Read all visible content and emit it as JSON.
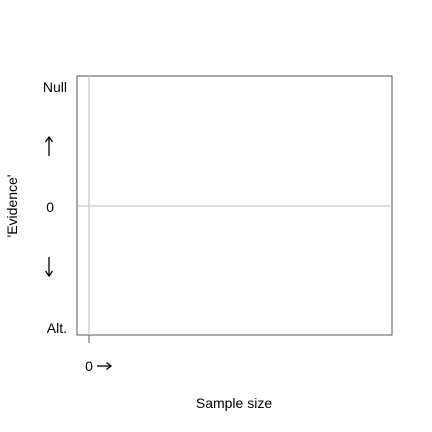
{
  "chart_data": {
    "type": "line",
    "title": "",
    "xlabel": "Sample size",
    "ylabel": "'Evidence'",
    "y_tick_labels": {
      "top": "Null",
      "middle": "0",
      "bottom": "Alt."
    },
    "x_tick_label": "0",
    "y_arrows": {
      "up": "up-arrow-icon",
      "down": "down-arrow-icon"
    },
    "x_arrow": "right-arrow-icon",
    "reference_lines": {
      "horizontal_at": "0",
      "vertical_at": "0"
    },
    "series": [],
    "grid": false,
    "legend": "none",
    "colors": {
      "axis": "#555555",
      "reference_line": "#bebebe",
      "text": "#000000"
    }
  }
}
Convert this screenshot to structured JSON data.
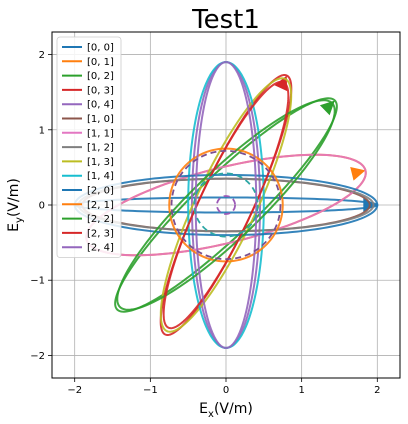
{
  "chart_data": {
    "type": "line",
    "title": "Test1",
    "xlabel": {
      "base": "E",
      "sub": "x",
      "unit": "(V/m)"
    },
    "ylabel": {
      "base": "E",
      "sub": "y",
      "unit": "(V/m)"
    },
    "xlim": [
      -2.3,
      2.3
    ],
    "ylim": [
      -2.3,
      2.3
    ],
    "xticks": [
      -2,
      -1,
      0,
      1,
      2
    ],
    "yticks": [
      -2,
      -1,
      0,
      1,
      2
    ],
    "grid": true,
    "legend_position": "upper-left",
    "series": [
      {
        "name": "[0, 0]",
        "color": "#1f77b4",
        "a": 2.0,
        "b": 0.1,
        "theta_deg": 0,
        "style": "solid",
        "arrow": true
      },
      {
        "name": "[0, 1]",
        "color": "#ff7f0e",
        "a": 1.9,
        "b": 0.5,
        "theta_deg": 14,
        "style": "solid",
        "arrow": true
      },
      {
        "name": "[0, 2]",
        "color": "#2ca02c",
        "a": 2.0,
        "b": 0.4,
        "theta_deg": 44,
        "style": "solid",
        "arrow": true
      },
      {
        "name": "[0, 3]",
        "color": "#d62728",
        "a": 1.9,
        "b": 0.35,
        "theta_deg": 65,
        "style": "solid",
        "arrow": true
      },
      {
        "name": "[0, 4]",
        "color": "#9467bd",
        "a": 1.9,
        "b": 0.45,
        "theta_deg": 90,
        "style": "solid",
        "arrow": false
      },
      {
        "name": "[1, 0]",
        "color": "#8c564b",
        "a": 1.9,
        "b": 0.35,
        "theta_deg": 0,
        "style": "solid",
        "arrow": false
      },
      {
        "name": "[1, 1]",
        "color": "#e377c2",
        "a": 1.9,
        "b": 0.5,
        "theta_deg": 14,
        "style": "solid",
        "arrow": false
      },
      {
        "name": "[1, 2]",
        "color": "#7f7f7f",
        "a": 1.95,
        "b": 0.35,
        "theta_deg": 0,
        "style": "solid",
        "arrow": false
      },
      {
        "name": "[1, 3]",
        "color": "#bcbd22",
        "a": 1.85,
        "b": 0.4,
        "theta_deg": 65,
        "style": "solid",
        "arrow": false
      },
      {
        "name": "[1, 4]",
        "color": "#17becf",
        "a": 1.9,
        "b": 0.5,
        "theta_deg": 90,
        "style": "solid",
        "arrow": false
      },
      {
        "name": "[2, 0]",
        "color": "#1f77b4",
        "a": 2.0,
        "b": 0.4,
        "theta_deg": 0,
        "style": "solid",
        "arrow": false
      },
      {
        "name": "[2, 1]",
        "color": "#ff7f0e",
        "a": 0.75,
        "b": 0.75,
        "theta_deg": 0,
        "style": "solid",
        "arrow": false
      },
      {
        "name": "[2, 2]",
        "color": "#2ca02c",
        "a": 1.95,
        "b": 0.45,
        "theta_deg": 44,
        "style": "solid",
        "arrow": false
      },
      {
        "name": "[2, 3]",
        "color": "#d62728",
        "a": 1.8,
        "b": 0.35,
        "theta_deg": 65,
        "style": "solid",
        "arrow": false
      },
      {
        "name": "[2, 4]",
        "color": "#9467bd",
        "a": 1.9,
        "b": 0.4,
        "theta_deg": 90,
        "style": "solid",
        "arrow": false
      }
    ],
    "extra_curves": [
      {
        "color": "#7b4f8f",
        "r": 0.72,
        "style": "dashed"
      },
      {
        "color": "#2ca6a4",
        "r": 0.42,
        "style": "dashed"
      },
      {
        "color": "#9b59b6",
        "r": 0.12,
        "style": "dashed"
      }
    ]
  }
}
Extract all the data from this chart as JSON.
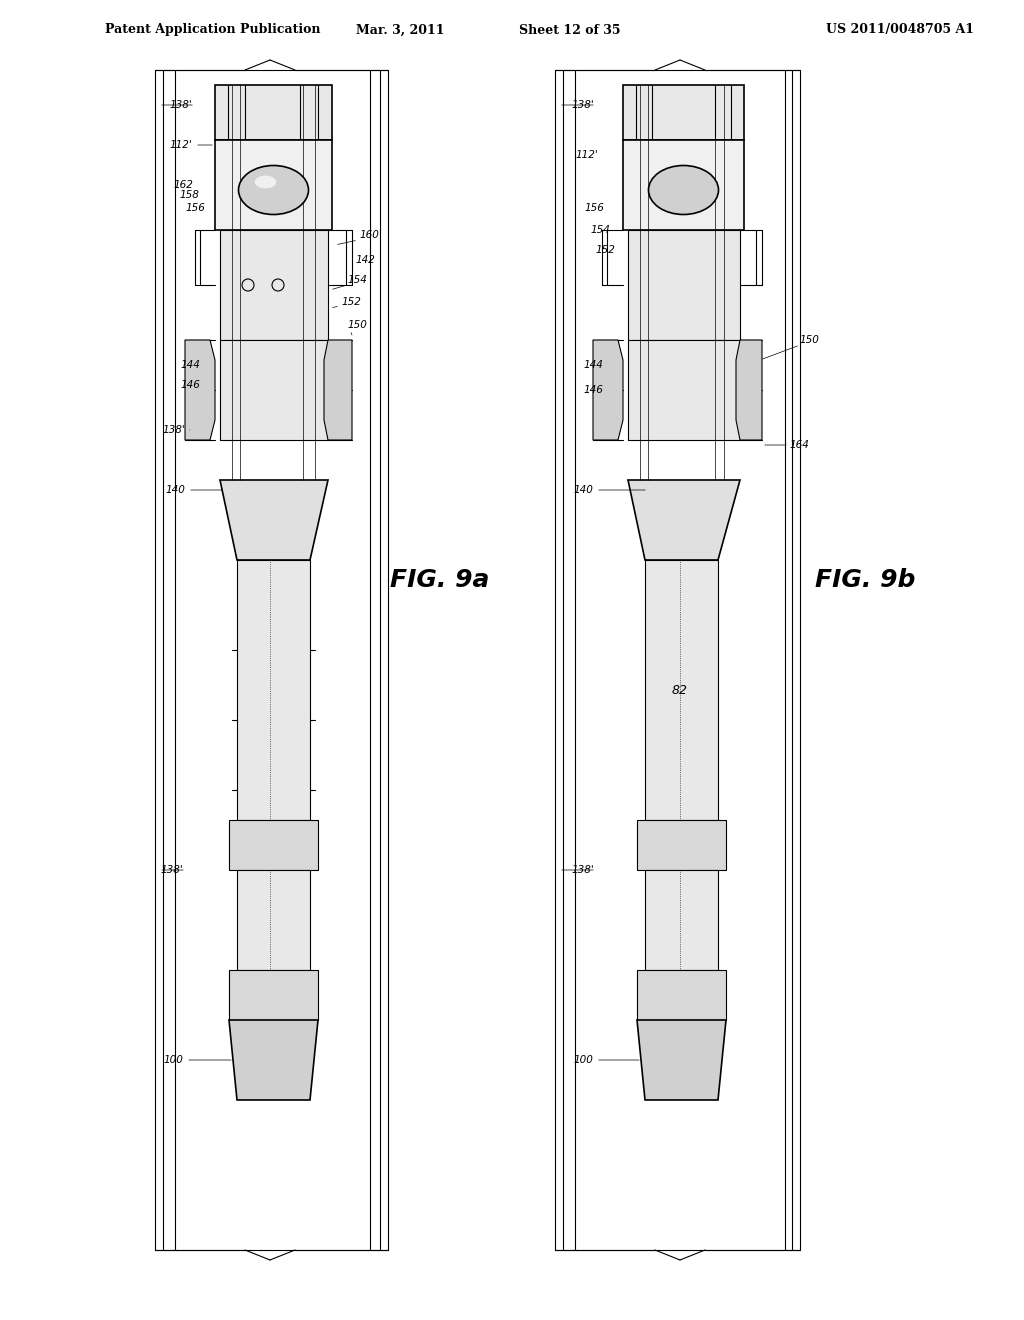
{
  "bg_color": "#ffffff",
  "line_color": "#000000",
  "header_text": "Patent Application Publication",
  "header_date": "Mar. 3, 2011",
  "header_sheet": "Sheet 12 of 35",
  "header_patent": "US 2011/0048705 A1",
  "fig_a_label": "FIG. 9a",
  "fig_b_label": "FIG. 9b",
  "labels_a": [
    "138'",
    "112'",
    "162",
    "158",
    "156",
    "144",
    "146",
    "138'",
    "140",
    "138'",
    "100",
    "160",
    "142",
    "154",
    "152",
    "150"
  ],
  "labels_b": [
    "138'",
    "112'",
    "156",
    "154",
    "152",
    "144",
    "146",
    "164",
    "140",
    "82",
    "138'",
    "100",
    "150"
  ]
}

_EXERCISE GOAL_
Figure out how many lines above include the string "JSON", then report that number and nothing else.

_FULL ANSWER_
3